» **Exercise**
In the material below, the lines containing the word "Aires" are required; copy each of them.

» **Data listing**
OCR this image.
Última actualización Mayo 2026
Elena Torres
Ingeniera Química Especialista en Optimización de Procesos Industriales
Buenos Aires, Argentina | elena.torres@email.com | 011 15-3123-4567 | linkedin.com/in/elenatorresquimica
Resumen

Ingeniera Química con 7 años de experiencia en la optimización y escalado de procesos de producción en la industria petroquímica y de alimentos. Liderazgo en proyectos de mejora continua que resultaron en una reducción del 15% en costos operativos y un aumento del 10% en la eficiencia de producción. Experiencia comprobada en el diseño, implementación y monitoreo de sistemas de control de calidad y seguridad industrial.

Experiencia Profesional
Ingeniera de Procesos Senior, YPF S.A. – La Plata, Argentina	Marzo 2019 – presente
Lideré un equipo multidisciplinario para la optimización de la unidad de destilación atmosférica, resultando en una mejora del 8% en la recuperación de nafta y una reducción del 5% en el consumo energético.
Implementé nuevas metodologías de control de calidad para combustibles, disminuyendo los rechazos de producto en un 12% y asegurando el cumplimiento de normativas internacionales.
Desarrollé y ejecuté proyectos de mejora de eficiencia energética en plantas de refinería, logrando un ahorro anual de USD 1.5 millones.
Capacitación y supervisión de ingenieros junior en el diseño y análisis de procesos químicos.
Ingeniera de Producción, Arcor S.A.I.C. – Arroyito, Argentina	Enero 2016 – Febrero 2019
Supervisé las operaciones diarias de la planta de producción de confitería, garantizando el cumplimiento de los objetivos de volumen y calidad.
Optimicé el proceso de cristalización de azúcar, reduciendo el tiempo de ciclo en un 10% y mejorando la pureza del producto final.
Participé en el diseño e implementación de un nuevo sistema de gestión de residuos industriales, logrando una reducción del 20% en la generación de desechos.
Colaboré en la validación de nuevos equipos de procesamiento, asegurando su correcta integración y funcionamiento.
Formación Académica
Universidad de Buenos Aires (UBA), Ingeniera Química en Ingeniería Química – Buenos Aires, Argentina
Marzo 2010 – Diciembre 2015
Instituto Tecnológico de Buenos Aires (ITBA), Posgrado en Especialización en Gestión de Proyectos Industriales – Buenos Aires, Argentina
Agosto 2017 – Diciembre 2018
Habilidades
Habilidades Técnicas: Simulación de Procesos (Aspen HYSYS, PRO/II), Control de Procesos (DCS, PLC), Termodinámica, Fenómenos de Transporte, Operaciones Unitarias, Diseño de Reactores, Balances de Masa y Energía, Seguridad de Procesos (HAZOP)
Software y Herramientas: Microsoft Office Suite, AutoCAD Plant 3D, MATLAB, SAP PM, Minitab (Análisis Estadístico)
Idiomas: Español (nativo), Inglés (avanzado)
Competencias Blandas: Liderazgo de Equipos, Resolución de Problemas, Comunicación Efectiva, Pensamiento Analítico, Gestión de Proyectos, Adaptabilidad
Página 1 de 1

» **Solution to the problem**
Buenos Aires, Argentina | elena.torres@email.com | 011 15-3123-4567 | linkedin.com/in/elenatorresquimica
Universidad de Buenos Aires (UBA), Ingeniera Química en Ingeniería Química – Buenos Aires, Argentina
Instituto Tecnológico de Buenos Aires (ITBA), Posgrado en Especialización en Gestión de Proyectos Industriales – Buenos Aires, Argentina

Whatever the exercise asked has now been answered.